**やること 1:** パンデミック債についての文章によると、2月25日の英フィナンシャル・タイムズは、クラスBの額面1ドルの債券がいくらまで下がったと伝えましたか。
**やること 2:** パンデミック債についての文章を、最後の文のあとから書き継いでください。

**抜き出した文章:**
============

新型コロナ、世界銀行の「パンデミック債」暴落が意味すること

WHOはパンデミック宣言を出さないが…
鷲尾 香一 プロフィール

現実と戦うべきとき

パンデミック債はごく限られた投資家間の取引となっているため、日々のデータは定かではないものの、2月25日の英フィナンシャル・タイムズが「クラスBは額面1ドルの債券が57セントに下落している」と報じている。「クラスBはすでに半額以下になっているだろう」(国内機関投資家)との見方もある。ちなみに2019年にコンゴ共和国でエボラ出血熱が流行した時には、40セントまで下落している。

比較的リスクが低いクラスAでは、額面を若干割り込んだ水準で下げ止まっているようだが、「いずれクラスAでも価格下落が進むだろう」(同)との見方だ。ちなみに、クラスAの元本が毀損する条件の一つは「発生国以外で死者が2500人に達すること」だ。

============

集めたデータ:

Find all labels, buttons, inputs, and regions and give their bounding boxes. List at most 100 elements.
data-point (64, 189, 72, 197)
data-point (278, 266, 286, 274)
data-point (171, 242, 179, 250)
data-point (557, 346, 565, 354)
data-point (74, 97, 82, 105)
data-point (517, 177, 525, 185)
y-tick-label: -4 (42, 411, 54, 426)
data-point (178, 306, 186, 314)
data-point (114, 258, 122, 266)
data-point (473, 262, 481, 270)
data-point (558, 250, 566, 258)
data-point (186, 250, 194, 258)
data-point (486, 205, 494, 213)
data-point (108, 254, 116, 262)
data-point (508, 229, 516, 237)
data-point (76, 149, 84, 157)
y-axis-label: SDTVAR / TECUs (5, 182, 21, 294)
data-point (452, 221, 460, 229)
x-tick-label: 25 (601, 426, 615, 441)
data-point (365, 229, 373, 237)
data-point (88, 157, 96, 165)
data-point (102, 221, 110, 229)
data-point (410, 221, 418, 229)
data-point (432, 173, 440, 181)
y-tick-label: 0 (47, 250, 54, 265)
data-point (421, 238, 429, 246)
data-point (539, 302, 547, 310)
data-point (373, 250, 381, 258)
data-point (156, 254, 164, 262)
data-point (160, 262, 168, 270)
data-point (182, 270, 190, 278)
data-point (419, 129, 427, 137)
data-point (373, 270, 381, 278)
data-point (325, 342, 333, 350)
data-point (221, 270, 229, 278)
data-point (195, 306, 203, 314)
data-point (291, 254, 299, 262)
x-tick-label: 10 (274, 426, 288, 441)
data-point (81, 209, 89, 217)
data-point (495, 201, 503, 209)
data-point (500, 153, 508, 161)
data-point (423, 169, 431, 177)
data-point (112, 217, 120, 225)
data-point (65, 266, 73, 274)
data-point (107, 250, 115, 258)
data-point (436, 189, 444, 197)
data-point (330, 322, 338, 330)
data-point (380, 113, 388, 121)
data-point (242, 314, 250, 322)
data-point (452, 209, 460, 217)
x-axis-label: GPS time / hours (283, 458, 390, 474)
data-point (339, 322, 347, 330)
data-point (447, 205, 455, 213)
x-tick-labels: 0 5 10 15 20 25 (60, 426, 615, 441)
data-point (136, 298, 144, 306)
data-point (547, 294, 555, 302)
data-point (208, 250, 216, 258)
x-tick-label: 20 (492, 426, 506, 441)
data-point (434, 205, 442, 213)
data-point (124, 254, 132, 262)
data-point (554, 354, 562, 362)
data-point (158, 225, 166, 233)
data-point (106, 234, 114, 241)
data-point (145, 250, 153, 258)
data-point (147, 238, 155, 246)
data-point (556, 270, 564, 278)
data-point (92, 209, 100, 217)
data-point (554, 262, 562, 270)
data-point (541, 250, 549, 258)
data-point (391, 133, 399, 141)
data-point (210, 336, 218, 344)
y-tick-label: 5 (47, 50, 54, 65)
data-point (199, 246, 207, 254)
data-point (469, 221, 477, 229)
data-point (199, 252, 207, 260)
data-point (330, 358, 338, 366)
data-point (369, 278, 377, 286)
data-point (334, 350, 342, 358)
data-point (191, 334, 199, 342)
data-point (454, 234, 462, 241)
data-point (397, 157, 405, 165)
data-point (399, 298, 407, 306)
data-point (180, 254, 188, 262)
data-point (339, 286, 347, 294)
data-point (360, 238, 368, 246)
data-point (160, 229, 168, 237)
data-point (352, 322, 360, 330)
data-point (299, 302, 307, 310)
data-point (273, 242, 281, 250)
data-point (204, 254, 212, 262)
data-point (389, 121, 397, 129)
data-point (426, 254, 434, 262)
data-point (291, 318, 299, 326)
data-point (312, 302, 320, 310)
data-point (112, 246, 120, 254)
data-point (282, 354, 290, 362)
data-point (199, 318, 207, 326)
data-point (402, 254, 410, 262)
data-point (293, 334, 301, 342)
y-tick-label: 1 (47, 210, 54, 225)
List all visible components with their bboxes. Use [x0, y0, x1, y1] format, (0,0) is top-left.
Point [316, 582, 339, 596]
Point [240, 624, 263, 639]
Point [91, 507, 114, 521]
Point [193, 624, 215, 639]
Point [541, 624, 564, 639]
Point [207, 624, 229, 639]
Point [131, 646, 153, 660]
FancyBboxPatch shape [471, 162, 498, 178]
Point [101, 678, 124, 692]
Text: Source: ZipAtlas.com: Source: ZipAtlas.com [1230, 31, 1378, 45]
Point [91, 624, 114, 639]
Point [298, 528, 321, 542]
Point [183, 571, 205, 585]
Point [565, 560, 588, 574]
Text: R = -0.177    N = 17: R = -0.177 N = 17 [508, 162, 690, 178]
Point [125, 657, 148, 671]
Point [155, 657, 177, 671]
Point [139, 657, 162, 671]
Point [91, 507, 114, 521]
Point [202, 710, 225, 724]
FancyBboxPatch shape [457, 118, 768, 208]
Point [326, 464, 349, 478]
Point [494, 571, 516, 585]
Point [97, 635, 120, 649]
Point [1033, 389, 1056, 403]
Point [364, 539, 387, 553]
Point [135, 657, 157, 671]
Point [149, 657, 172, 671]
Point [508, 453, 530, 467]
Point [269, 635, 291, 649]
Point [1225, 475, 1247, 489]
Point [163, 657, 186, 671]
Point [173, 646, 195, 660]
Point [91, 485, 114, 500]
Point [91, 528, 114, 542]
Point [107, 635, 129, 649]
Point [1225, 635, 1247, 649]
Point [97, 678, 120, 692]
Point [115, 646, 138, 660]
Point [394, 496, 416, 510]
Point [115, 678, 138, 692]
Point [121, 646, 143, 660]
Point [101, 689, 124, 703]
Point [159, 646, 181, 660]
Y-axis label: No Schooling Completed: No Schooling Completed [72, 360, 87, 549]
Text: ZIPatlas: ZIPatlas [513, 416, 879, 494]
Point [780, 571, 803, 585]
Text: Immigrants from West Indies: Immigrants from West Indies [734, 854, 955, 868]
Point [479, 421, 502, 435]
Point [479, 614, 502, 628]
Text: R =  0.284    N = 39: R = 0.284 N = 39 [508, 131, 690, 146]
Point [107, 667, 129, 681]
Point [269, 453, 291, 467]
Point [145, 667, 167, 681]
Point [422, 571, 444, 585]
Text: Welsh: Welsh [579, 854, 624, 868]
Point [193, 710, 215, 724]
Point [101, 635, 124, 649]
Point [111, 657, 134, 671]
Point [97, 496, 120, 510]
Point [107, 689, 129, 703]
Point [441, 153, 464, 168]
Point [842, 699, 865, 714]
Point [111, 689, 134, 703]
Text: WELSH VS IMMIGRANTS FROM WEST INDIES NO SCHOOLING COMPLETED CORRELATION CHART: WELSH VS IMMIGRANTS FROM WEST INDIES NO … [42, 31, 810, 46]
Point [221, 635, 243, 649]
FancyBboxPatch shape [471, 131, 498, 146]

============

**回答 1:** 57セントまで下がったと伝えました。

**回答 2:**
 

世銀が新型コロナウイルスをパンデミックと認定する条件の一つとして、「中国での死者数が250人に達した日(2月2日)を基準日として12週間が経過すること」が定められている。12週間後とは4月26日だ。

WHOにしろ、世銀にしろ、「パンデミック」を宣言したくないのだろうか。権威ある国際機関が躊躇している間にも、新型コロナウイルスの世界的な感染拡大は続き、新型肺炎による死亡者は増加を続けている。

即座に「パンデミック」を宣言し、世界的な感染防止策の取り組みを開始するべきだろう。